> **TASK MATERIAL**
^^^^^^^^^^^^^^^^

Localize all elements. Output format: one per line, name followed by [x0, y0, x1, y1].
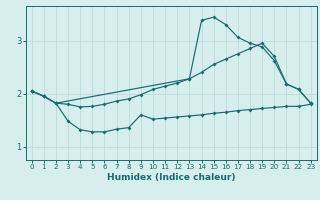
X-axis label: Humidex (Indice chaleur): Humidex (Indice chaleur)	[107, 173, 236, 182]
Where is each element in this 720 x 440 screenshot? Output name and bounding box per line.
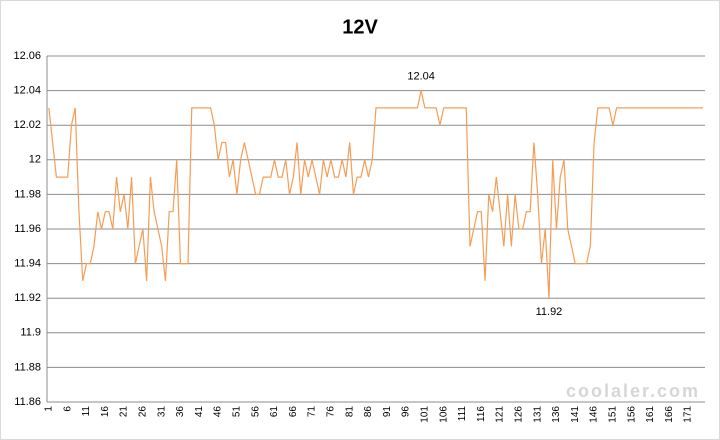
x-tick-label: 91 [382,406,393,418]
x-tick-label: 41 [194,406,205,418]
x-tick-label: 86 [363,406,374,418]
x-tick-label: 61 [269,406,280,418]
x-tick-label: 161 [645,406,656,423]
x-tick-label: 121 [495,406,506,423]
x-tick-label: 151 [608,406,619,423]
y-tick-label: 11.92 [14,292,41,304]
y-tick-label: 12 [29,154,41,166]
annotation: 11.92 [536,306,563,318]
y-tick-label: 11.94 [14,258,41,270]
x-tick-label: 146 [589,406,600,423]
x-tick-label: 141 [570,406,581,423]
x-tick-label: 116 [476,406,487,422]
x-tick-label: 96 [401,406,412,418]
x-tick-label: 6 [62,406,73,412]
x-tick-label: 1 [44,406,55,412]
x-tick-label: 131 [532,406,543,423]
y-tick-label: 11.98 [14,188,41,200]
x-tick-label: 106 [438,406,449,423]
x-tick-label: 21 [119,406,130,418]
y-tick-label: 12.06 [13,50,41,62]
chart-title: 12V [342,16,378,38]
y-tick-label: 12.02 [13,119,41,131]
x-tick-label: 111 [457,406,468,422]
x-tick-label: 156 [626,406,637,423]
x-tick-label: 101 [420,406,431,423]
x-tick-label: 136 [551,406,562,423]
x-tick-label: 171 [683,406,694,423]
x-tick-label: 26 [138,406,149,418]
y-tick-label: 11.86 [14,396,41,408]
x-tick-label: 11 [81,406,92,417]
annotation: 12.04 [407,71,435,83]
y-tick-label: 11.9 [20,327,41,339]
watermark: coolaler.com [566,381,700,401]
x-tick-label: 166 [664,406,675,423]
x-tick-label: 126 [514,406,525,423]
x-tick-label: 31 [156,406,167,418]
x-tick-label: 71 [307,406,318,418]
y-tick-label: 11.96 [14,223,41,235]
x-tick-label: 81 [344,406,355,418]
x-tick-label: 51 [232,406,243,418]
x-tick-label: 36 [175,406,186,418]
x-tick-label: 56 [250,406,261,418]
series-line [48,90,704,299]
x-tick-label: 46 [213,406,224,418]
y-tick-label: 12.04 [13,85,41,97]
x-tick-label: 16 [100,406,111,418]
x-tick-label: 66 [288,406,299,418]
x-tick-label: 76 [326,406,337,418]
y-tick-label: 11.88 [14,361,41,373]
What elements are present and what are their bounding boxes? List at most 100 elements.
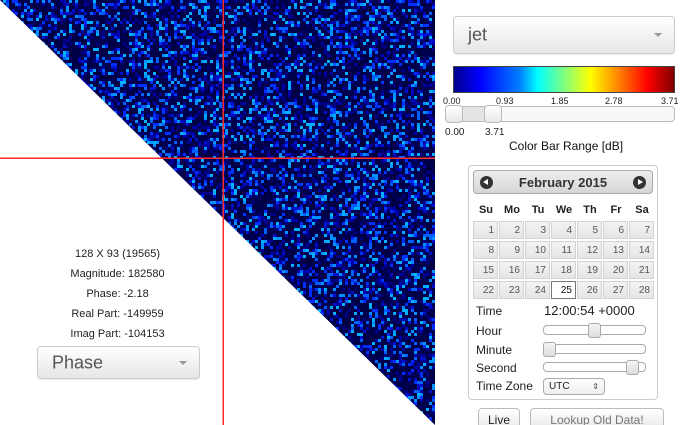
- heatmap-cell: [336, 36, 339, 39]
- heatmap-cell: [348, 183, 351, 186]
- heatmap-cell: [255, 126, 258, 129]
- heatmap-cell: [345, 180, 348, 183]
- heatmap-cell: [354, 18, 357, 21]
- heatmap-cell: [186, 72, 189, 75]
- heatmap-cell: [57, 51, 60, 54]
- heatmap-cell: [27, 15, 30, 18]
- heatmap-cell: [165, 33, 168, 36]
- heatmap-cell: [285, 102, 288, 105]
- heatmap-cell: [285, 21, 288, 24]
- heatmap-cell: [357, 102, 360, 105]
- heatmap-cell: [204, 195, 207, 198]
- heatmap-cell: [294, 45, 297, 48]
- heatmap-cell: [252, 69, 255, 72]
- heatmap-cell: [285, 18, 288, 21]
- heatmap-cell: [132, 21, 135, 24]
- heatmap-cell: [144, 138, 147, 141]
- heatmap-cell: [384, 84, 387, 87]
- heatmap-cell: [423, 24, 426, 27]
- heatmap-cell: [417, 111, 420, 114]
- heatmap-cell: [300, 42, 303, 45]
- heatmap-cell: [369, 33, 372, 36]
- heatmap-cell: [399, 198, 402, 201]
- heatmap-cell: [399, 87, 402, 90]
- heatmap-cell: [312, 15, 315, 18]
- heatmap-cell: [48, 12, 51, 15]
- heatmap-cell: [390, 66, 393, 69]
- heatmap-cell: [420, 132, 423, 135]
- heatmap-cell: [192, 177, 195, 180]
- heatmap-cell: [234, 183, 237, 186]
- heatmap-cell: [150, 135, 153, 138]
- heatmap-cell: [231, 66, 234, 69]
- heatmap-cell: [201, 18, 204, 21]
- heatmap-cell: [243, 90, 246, 93]
- heatmap-cell: [273, 192, 276, 195]
- heatmap-cell: [228, 30, 231, 33]
- heatmap-cell: [219, 201, 222, 204]
- heatmap-cell: [408, 201, 411, 204]
- heatmap-cell: [351, 162, 354, 165]
- heatmap-cell: [348, 18, 351, 21]
- heatmap-cell: [357, 27, 360, 30]
- heatmap-cell: [273, 159, 276, 162]
- heatmap-cell: [174, 114, 177, 117]
- heatmap-cell: [93, 78, 96, 81]
- heatmap-cell: [207, 147, 210, 150]
- heatmap-cell: [417, 150, 420, 153]
- heatmap-cell: [384, 45, 387, 48]
- heatmap-cell: [345, 3, 348, 6]
- heatmap-cell: [207, 81, 210, 84]
- heatmap-cell: [324, 189, 327, 192]
- heatmap-cell: [300, 93, 303, 96]
- heatmap-cell: [138, 90, 141, 93]
- heatmap-cell: [240, 159, 243, 162]
- heatmap-cell: [312, 168, 315, 171]
- heatmap-cell: [372, 96, 375, 99]
- heatmap-cell: [303, 42, 306, 45]
- heatmap-cell: [273, 150, 276, 153]
- heatmap-cell: [342, 0, 345, 3]
- heatmap-cell: [255, 132, 258, 135]
- heatmap-cell: [405, 102, 408, 105]
- heatmap-cell: [258, 120, 261, 123]
- heatmap-cell: [342, 123, 345, 126]
- heatmap-cell: [363, 132, 366, 135]
- heatmap-cell: [135, 45, 138, 48]
- heatmap-cell: [195, 84, 198, 87]
- heatmap-cell: [405, 174, 408, 177]
- heatmap-cell: [336, 189, 339, 192]
- heatmap-cell: [420, 141, 423, 144]
- heatmap-cell: [177, 9, 180, 12]
- heatmap-cell: [276, 126, 279, 129]
- heatmap-cell: [285, 108, 288, 111]
- heatmap-cell: [30, 24, 33, 27]
- heatmap-cell: [132, 12, 135, 15]
- heatmap-cell: [420, 57, 423, 60]
- heatmap-cell: [357, 141, 360, 144]
- heatmap-cell: [342, 138, 345, 141]
- heatmap-cell: [387, 108, 390, 111]
- heatmap-cell: [426, 24, 429, 27]
- heatmap-cell: [225, 30, 228, 33]
- heatmap-cell: [276, 105, 279, 108]
- heatmap-cell: [48, 30, 51, 33]
- heatmap-cell: [207, 174, 210, 177]
- heatmap-cell: [291, 201, 294, 204]
- heatmap-cell: [432, 42, 435, 45]
- heatmap-cell: [372, 162, 375, 165]
- heatmap-cell: [210, 48, 213, 51]
- heatmap-cell: [99, 60, 102, 63]
- heatmap-cell: [252, 102, 255, 105]
- heatmap-cell: [285, 192, 288, 195]
- heatmap-cell: [258, 183, 261, 186]
- heatmap-cell: [282, 12, 285, 15]
- heatmap-cell: [138, 0, 141, 3]
- heatmap-cell: [330, 9, 333, 12]
- heatmap-cell: [102, 51, 105, 54]
- heatmap-cell: [336, 96, 339, 99]
- heatmap-cell: [327, 27, 330, 30]
- heatmap-cell: [288, 39, 291, 42]
- heatmap-cell: [219, 39, 222, 42]
- heatmap-cell: [165, 147, 168, 150]
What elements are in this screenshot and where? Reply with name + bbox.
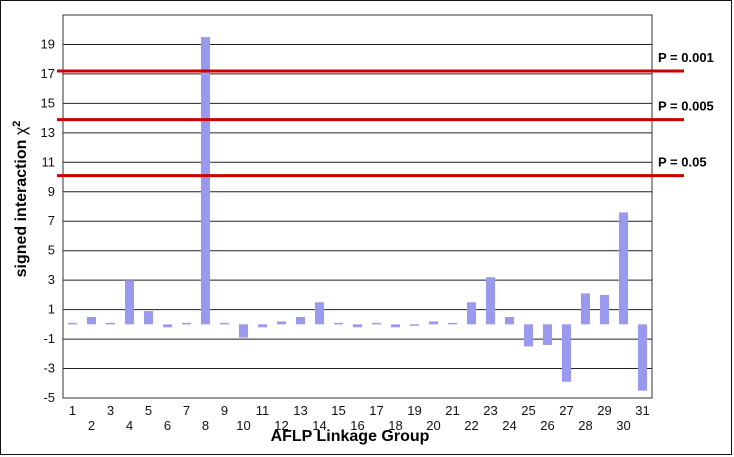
bar-group-2 — [86, 316, 97, 325]
bar-group-19 — [409, 324, 420, 326]
y-tick-label: -1 — [43, 331, 55, 346]
x-tick-label: 20 — [426, 418, 440, 433]
bar-group-28 — [580, 293, 591, 325]
bar-group-6 — [162, 324, 173, 328]
bar-group-20 — [428, 321, 439, 325]
threshold-label: P = 0.05 — [658, 155, 707, 170]
bar-group-17 — [371, 322, 382, 325]
bar-group-16 — [352, 324, 363, 328]
x-tick-label: 11 — [256, 403, 270, 418]
x-tick-label: 22 — [464, 418, 478, 433]
bar-group-3 — [105, 322, 116, 325]
x-tick-label: 13 — [293, 403, 307, 418]
bars — [67, 37, 648, 391]
y-tick-label: -3 — [43, 361, 55, 376]
y-tick-label: 9 — [48, 184, 55, 199]
x-tick-label: 3 — [107, 403, 114, 418]
x-tick-label: 28 — [578, 418, 592, 433]
bar-group-21 — [447, 322, 458, 325]
x-tick-label: 2 — [88, 418, 95, 433]
bar-group-8 — [200, 37, 211, 325]
x-tick-label: 17 — [369, 403, 383, 418]
bar-group-18 — [390, 324, 401, 328]
bar-group-10 — [238, 324, 249, 338]
bar-group-11 — [257, 324, 268, 328]
y-tick-label: -5 — [43, 390, 55, 405]
x-tick-label: 5 — [145, 403, 152, 418]
y-tick-label: 7 — [48, 213, 55, 228]
x-tick-label: 6 — [164, 418, 171, 433]
x-tick-label: 1 — [69, 403, 76, 418]
bar-group-14 — [314, 302, 325, 325]
x-tick-label: 8 — [202, 418, 209, 433]
y-tick-label: 3 — [48, 272, 55, 287]
x-tick-label: 25 — [521, 403, 535, 418]
bar-group-1 — [67, 322, 78, 325]
x-tick-label: 29 — [597, 403, 611, 418]
x-tick-label: 27 — [559, 403, 573, 418]
y-axis-title-main: signed interaction — [13, 135, 30, 277]
bar-group-31 — [637, 324, 648, 391]
bar-group-9 — [219, 322, 230, 325]
bar-group-13 — [295, 316, 306, 325]
x-tick-label: 19 — [407, 403, 421, 418]
threshold-label: P = 0.001 — [658, 50, 714, 65]
x-tick-labels: 1234567891011121314151617181920212223242… — [69, 403, 650, 433]
x-tick-label: 26 — [540, 418, 554, 433]
bar-group-4 — [124, 280, 135, 325]
x-tick-label: 30 — [616, 418, 630, 433]
threshold-lines: P = 0.001 P = 0.005 P = 0.05 — [57, 50, 714, 178]
x-tick-label: 23 — [483, 403, 497, 418]
bar-group-25 — [523, 324, 534, 347]
x-tick-label: 14 — [312, 418, 326, 433]
bar-group-23 — [485, 277, 496, 325]
x-axis-title: AFLP Linkage Group — [271, 428, 430, 445]
x-tick-label: 16 — [350, 418, 364, 433]
y-tick-label: 19 — [41, 36, 55, 51]
x-tick-label: 12 — [274, 418, 288, 433]
bar-group-7 — [181, 322, 192, 325]
x-tick-label: 4 — [126, 418, 133, 433]
x-tick-label: 24 — [502, 418, 516, 433]
y-tick-label: 1 — [48, 302, 55, 317]
y-axis-title-superscript: 2 — [11, 121, 23, 127]
bar-group-24 — [504, 316, 515, 325]
x-tick-label: 15 — [331, 403, 345, 418]
x-tick-label: 10 — [236, 418, 250, 433]
bar-group-29 — [599, 294, 610, 325]
y-axis-title: signed interaction χ2 — [11, 121, 30, 278]
y-axis-title-chi: χ — [13, 126, 30, 135]
bar-group-26 — [542, 324, 553, 345]
x-tick-label: 9 — [221, 403, 228, 418]
bar-group-12 — [276, 321, 287, 325]
x-tick-label: 7 — [183, 403, 190, 418]
x-tick-label: 31 — [635, 403, 649, 418]
y-tick-label: 17 — [41, 66, 55, 81]
y-tick-label: 5 — [48, 243, 55, 258]
x-tick-label: 21 — [445, 403, 459, 418]
bar-group-27 — [561, 324, 572, 382]
y-tick-label: 15 — [41, 95, 55, 110]
bar-group-30 — [618, 212, 629, 325]
x-tick-label: 18 — [388, 418, 402, 433]
bar-group-15 — [333, 322, 344, 325]
bar-group-5 — [143, 311, 154, 325]
bar-group-22 — [466, 302, 477, 325]
plot-area — [62, 14, 653, 399]
y-tick-label: 11 — [42, 154, 56, 169]
threshold-label: P = 0.005 — [658, 99, 714, 114]
y-tick-label: 13 — [41, 125, 55, 140]
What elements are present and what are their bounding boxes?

^^^^^^^^^^^^^^^^

> **EXERCISE DETAILS**
Starting at the beginning of the entries and running through the line containing "Where is each", rewrite those lines with "screenshot" replaced by "image" and nothing else changed. Leave the pictures out.

> **OUTPUT OF THE TASK**
Localize all elements. Output format: one per line, name followed by [x0, y0, x1, y1].
X-axis label: Humidex (Indice chaleur): Humidex (Indice chaleur)	[107, 173, 236, 182]
Where is each element in this 720 x 440 image? Output name and bounding box per line.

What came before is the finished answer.